DIRECTION
From the listing, collect all lines containing the word "content".

RAW DATA

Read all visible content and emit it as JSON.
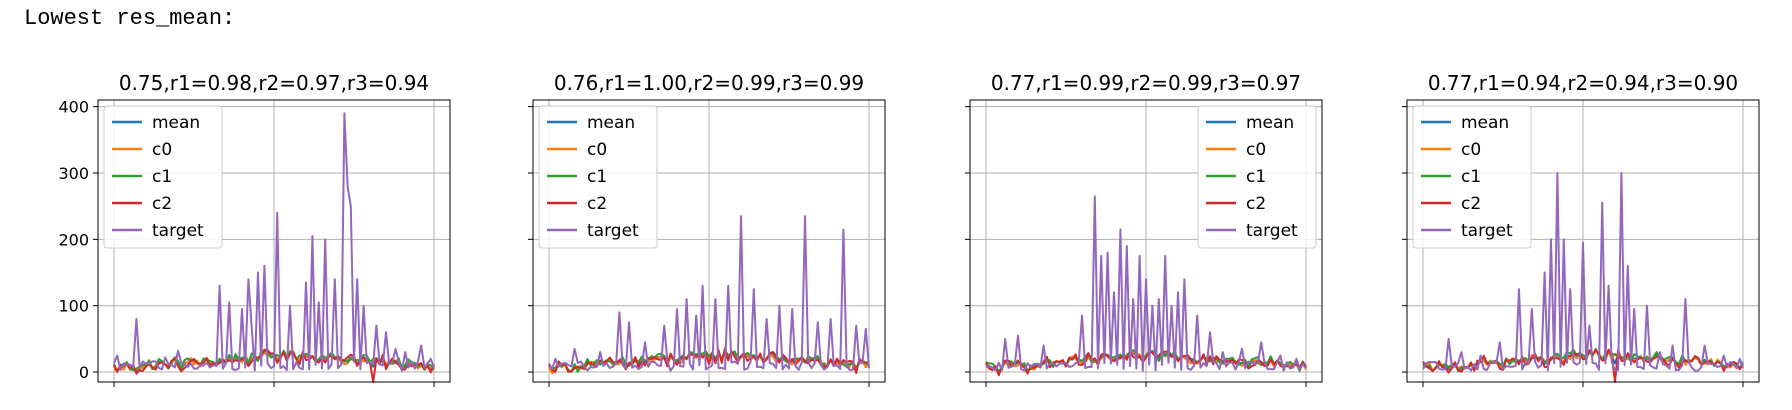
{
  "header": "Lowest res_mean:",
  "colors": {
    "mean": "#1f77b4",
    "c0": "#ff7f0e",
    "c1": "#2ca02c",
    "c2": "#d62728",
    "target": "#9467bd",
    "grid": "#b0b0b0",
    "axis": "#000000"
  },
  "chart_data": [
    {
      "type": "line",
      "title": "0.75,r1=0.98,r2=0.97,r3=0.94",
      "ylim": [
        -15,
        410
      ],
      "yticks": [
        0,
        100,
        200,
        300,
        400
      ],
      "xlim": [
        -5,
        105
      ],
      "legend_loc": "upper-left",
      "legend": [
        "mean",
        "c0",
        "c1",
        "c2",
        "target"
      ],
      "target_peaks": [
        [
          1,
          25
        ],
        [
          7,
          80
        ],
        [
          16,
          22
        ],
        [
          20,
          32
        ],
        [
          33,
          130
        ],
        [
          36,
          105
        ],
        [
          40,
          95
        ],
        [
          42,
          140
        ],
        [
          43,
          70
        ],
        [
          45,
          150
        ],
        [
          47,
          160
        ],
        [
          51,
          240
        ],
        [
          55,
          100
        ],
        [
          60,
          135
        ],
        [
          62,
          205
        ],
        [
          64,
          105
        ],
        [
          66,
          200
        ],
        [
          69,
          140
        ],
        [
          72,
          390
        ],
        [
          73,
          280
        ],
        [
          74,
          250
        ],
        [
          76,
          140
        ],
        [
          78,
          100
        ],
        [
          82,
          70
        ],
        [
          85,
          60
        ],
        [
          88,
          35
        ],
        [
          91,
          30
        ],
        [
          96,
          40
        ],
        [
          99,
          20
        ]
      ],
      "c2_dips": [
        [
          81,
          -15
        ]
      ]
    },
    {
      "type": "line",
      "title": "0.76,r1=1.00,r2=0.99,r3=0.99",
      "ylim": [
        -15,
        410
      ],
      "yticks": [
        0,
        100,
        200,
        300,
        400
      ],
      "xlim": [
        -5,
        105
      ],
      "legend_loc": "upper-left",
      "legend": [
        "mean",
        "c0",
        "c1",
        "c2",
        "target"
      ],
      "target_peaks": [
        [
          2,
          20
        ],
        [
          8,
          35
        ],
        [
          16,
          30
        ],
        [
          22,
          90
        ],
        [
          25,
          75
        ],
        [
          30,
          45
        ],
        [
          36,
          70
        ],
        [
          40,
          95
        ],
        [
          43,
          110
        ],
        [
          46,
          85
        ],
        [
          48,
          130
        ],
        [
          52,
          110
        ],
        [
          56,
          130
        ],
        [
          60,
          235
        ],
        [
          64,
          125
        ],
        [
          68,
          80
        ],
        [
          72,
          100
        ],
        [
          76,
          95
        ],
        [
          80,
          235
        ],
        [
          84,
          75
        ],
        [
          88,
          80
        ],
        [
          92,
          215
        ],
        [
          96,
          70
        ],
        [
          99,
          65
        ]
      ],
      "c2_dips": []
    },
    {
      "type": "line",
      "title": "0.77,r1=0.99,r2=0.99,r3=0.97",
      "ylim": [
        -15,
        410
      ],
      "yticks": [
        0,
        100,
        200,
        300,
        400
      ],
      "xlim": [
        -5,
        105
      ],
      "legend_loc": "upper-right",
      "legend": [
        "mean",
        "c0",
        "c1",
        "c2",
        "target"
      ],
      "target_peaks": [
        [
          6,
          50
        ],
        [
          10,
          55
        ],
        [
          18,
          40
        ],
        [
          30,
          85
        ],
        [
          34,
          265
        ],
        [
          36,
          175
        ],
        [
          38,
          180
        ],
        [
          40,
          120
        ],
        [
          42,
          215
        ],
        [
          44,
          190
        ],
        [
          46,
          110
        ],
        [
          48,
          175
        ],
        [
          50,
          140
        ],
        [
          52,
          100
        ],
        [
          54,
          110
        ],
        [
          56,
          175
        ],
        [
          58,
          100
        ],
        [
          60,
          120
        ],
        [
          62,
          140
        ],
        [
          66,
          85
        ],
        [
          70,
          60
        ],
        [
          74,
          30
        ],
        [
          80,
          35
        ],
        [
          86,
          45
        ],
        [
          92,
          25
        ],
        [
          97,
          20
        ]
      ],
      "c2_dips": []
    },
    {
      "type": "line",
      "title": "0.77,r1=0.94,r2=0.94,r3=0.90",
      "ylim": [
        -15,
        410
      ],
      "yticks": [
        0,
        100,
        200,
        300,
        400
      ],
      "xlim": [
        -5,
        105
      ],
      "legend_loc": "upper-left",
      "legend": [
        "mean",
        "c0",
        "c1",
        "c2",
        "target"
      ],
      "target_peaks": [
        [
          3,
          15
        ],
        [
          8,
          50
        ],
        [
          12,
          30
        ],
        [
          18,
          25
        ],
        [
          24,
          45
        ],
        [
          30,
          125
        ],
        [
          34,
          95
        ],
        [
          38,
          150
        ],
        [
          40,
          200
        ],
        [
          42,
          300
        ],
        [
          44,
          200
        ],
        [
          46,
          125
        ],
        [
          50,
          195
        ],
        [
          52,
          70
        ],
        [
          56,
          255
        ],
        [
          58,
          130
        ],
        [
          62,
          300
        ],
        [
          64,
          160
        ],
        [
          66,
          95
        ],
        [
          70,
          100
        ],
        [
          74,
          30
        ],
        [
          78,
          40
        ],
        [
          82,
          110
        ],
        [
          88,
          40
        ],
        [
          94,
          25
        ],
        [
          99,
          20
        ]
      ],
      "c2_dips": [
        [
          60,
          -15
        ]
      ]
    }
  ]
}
* * *
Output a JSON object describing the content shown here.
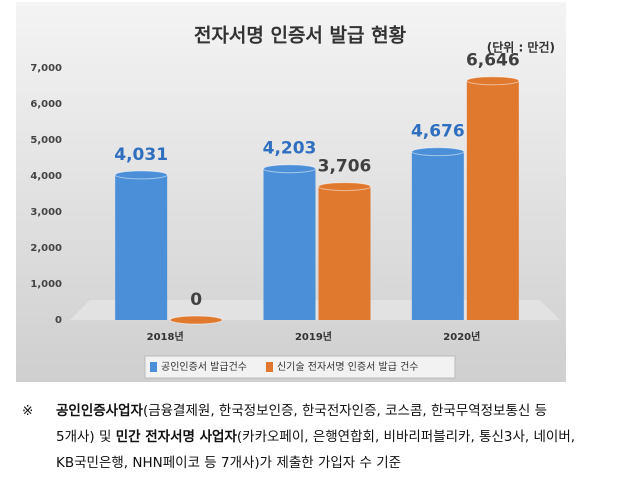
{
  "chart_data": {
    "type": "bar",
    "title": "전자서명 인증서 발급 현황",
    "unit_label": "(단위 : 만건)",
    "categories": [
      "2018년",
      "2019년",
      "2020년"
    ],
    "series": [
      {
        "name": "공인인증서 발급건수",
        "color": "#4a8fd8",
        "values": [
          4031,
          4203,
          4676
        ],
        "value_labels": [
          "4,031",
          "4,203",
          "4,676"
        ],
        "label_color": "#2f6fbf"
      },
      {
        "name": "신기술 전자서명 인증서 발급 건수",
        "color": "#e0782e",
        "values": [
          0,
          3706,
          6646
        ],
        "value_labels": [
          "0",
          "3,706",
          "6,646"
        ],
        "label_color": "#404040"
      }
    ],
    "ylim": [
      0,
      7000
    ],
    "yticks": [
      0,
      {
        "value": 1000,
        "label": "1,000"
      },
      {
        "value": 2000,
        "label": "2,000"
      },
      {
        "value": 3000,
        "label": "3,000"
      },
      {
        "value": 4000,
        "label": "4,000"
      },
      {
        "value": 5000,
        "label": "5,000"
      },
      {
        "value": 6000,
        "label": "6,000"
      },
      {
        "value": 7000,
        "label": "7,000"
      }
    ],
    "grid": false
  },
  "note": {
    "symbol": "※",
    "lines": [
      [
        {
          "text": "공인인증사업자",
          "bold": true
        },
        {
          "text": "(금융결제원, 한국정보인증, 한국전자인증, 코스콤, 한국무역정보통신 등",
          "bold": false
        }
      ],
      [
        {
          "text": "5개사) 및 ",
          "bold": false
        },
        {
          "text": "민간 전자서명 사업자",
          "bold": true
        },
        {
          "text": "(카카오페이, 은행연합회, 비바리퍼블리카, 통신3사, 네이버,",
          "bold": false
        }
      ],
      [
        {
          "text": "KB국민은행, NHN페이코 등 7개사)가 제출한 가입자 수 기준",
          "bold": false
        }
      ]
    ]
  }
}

TASK RESPONSE
Read all visible content and emit it as JSON.
Output a JSON object describing the content shown here.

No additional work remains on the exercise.